## Dataset content
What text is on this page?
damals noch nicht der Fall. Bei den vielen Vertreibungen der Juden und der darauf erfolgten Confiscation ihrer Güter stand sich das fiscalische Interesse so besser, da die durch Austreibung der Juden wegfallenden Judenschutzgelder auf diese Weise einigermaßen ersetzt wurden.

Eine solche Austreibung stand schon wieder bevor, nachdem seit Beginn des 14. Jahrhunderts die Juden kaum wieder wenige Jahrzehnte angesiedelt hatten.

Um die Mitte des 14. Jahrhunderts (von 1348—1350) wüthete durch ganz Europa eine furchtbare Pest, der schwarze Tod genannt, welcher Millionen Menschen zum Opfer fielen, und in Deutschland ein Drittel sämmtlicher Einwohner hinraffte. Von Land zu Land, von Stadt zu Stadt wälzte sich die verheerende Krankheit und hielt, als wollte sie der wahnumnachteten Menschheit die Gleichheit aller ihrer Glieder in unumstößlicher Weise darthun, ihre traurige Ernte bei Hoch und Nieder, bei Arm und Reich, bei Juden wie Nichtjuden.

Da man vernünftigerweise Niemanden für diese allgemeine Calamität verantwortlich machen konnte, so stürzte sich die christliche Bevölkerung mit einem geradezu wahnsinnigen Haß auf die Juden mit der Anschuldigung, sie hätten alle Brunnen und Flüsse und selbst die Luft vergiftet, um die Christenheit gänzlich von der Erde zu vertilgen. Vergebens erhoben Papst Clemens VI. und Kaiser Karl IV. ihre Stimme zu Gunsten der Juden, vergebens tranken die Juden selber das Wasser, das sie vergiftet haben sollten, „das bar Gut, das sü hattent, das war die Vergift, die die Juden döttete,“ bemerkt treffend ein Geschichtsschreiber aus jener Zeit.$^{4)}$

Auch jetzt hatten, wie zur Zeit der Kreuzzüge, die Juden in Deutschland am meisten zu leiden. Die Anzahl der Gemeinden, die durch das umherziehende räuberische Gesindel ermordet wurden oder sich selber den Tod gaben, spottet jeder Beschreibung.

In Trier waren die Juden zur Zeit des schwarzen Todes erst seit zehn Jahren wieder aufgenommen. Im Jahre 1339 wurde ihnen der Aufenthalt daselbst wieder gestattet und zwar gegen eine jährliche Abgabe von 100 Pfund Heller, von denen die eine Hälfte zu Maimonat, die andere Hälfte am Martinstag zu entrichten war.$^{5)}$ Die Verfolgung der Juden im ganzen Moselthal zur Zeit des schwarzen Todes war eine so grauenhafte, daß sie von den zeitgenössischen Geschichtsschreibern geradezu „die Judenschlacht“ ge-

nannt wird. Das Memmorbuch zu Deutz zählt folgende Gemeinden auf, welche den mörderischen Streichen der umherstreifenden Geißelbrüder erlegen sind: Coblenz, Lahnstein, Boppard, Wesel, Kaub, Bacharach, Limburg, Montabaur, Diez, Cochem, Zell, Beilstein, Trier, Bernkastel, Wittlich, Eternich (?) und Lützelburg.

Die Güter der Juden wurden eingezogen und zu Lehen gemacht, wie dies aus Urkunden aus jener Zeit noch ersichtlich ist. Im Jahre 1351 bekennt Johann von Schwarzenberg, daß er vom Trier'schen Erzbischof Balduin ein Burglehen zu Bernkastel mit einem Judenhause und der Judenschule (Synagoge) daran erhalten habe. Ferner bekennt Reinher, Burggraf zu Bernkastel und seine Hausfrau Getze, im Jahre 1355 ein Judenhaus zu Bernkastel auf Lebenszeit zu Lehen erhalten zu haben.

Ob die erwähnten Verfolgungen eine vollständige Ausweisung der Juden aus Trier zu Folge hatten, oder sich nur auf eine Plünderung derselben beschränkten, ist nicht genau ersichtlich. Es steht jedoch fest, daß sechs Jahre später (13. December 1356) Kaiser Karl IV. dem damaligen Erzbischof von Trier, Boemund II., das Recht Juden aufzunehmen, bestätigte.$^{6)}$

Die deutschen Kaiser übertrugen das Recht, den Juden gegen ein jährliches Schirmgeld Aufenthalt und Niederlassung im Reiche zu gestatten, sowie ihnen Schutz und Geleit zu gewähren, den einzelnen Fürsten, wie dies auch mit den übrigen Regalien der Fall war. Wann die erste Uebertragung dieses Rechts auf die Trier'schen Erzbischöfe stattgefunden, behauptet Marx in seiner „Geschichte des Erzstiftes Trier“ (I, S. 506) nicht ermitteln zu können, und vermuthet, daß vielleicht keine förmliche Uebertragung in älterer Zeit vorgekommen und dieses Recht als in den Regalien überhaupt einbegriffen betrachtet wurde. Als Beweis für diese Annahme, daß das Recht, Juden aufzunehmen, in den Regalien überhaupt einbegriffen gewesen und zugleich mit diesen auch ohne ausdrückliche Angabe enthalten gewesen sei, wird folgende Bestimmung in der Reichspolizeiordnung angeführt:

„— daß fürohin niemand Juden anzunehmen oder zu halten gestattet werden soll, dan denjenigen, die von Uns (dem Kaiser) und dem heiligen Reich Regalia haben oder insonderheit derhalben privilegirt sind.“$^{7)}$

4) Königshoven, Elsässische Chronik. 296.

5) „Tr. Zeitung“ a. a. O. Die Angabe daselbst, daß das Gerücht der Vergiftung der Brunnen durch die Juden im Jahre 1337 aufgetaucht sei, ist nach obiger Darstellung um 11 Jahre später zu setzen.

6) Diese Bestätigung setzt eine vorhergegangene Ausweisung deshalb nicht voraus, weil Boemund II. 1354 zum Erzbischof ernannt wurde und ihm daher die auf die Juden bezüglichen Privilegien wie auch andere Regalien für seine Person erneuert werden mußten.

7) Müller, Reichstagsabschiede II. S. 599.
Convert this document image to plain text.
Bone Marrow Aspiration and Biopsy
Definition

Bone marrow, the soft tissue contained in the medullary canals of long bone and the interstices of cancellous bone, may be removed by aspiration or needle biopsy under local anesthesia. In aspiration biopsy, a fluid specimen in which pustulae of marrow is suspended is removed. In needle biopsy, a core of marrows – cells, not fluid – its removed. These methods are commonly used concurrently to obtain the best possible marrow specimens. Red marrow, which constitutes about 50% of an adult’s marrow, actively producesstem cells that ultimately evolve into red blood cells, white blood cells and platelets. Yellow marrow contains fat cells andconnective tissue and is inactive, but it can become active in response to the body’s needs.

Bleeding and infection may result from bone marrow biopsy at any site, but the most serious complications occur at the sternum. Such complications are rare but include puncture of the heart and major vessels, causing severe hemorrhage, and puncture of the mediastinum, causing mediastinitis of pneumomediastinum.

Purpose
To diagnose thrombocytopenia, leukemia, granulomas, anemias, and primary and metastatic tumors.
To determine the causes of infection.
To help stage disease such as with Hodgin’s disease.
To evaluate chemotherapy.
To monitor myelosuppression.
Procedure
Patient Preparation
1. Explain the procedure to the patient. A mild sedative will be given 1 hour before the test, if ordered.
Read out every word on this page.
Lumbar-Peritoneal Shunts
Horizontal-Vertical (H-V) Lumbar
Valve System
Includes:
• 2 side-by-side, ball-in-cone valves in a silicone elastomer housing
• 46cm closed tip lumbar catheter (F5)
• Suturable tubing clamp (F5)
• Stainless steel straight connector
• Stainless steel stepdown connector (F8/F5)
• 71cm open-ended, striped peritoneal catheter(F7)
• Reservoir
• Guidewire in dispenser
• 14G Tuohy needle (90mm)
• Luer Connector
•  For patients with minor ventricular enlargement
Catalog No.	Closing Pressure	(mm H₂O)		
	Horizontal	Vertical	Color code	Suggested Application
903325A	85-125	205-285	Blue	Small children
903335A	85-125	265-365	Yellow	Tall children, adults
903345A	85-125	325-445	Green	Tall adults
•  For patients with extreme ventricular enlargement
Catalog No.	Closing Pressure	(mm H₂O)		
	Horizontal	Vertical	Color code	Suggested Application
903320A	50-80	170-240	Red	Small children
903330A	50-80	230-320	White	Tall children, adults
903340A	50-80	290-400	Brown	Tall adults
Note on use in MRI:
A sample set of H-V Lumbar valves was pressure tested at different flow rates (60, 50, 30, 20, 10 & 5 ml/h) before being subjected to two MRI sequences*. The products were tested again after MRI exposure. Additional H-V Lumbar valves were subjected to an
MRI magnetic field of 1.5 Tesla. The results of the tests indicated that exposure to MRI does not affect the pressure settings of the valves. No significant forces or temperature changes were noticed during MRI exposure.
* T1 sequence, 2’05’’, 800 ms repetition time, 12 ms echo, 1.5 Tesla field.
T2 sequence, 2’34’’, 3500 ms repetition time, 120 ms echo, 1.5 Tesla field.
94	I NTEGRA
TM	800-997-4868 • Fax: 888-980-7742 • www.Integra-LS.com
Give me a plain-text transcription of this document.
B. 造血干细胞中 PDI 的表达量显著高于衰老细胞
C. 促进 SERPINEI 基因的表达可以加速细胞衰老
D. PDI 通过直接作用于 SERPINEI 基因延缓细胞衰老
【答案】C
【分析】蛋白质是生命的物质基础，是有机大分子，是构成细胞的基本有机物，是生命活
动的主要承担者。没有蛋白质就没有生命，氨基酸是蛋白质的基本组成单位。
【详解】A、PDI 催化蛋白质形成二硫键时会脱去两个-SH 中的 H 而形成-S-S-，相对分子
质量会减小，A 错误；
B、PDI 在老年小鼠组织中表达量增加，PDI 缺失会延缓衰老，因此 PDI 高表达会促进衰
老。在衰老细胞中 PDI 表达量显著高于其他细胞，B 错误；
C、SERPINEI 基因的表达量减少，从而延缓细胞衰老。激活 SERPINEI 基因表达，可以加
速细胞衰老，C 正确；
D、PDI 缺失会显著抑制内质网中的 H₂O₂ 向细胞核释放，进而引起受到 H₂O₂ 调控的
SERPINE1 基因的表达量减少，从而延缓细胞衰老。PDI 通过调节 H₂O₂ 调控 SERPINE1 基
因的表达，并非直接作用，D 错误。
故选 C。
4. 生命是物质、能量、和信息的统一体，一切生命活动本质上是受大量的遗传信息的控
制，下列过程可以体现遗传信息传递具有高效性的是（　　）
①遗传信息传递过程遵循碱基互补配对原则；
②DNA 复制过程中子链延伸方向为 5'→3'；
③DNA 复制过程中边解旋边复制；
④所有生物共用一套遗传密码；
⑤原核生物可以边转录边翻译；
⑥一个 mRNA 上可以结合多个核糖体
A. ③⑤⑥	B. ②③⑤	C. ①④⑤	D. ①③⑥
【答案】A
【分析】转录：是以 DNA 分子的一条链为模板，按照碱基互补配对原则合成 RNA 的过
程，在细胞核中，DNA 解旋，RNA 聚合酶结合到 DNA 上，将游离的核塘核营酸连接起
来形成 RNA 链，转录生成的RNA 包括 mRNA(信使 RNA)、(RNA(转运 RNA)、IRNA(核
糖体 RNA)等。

## What is required
Of the lines in the listing, some hold the word "H₂O₂". Report how many, and only that.

## Exercise result
2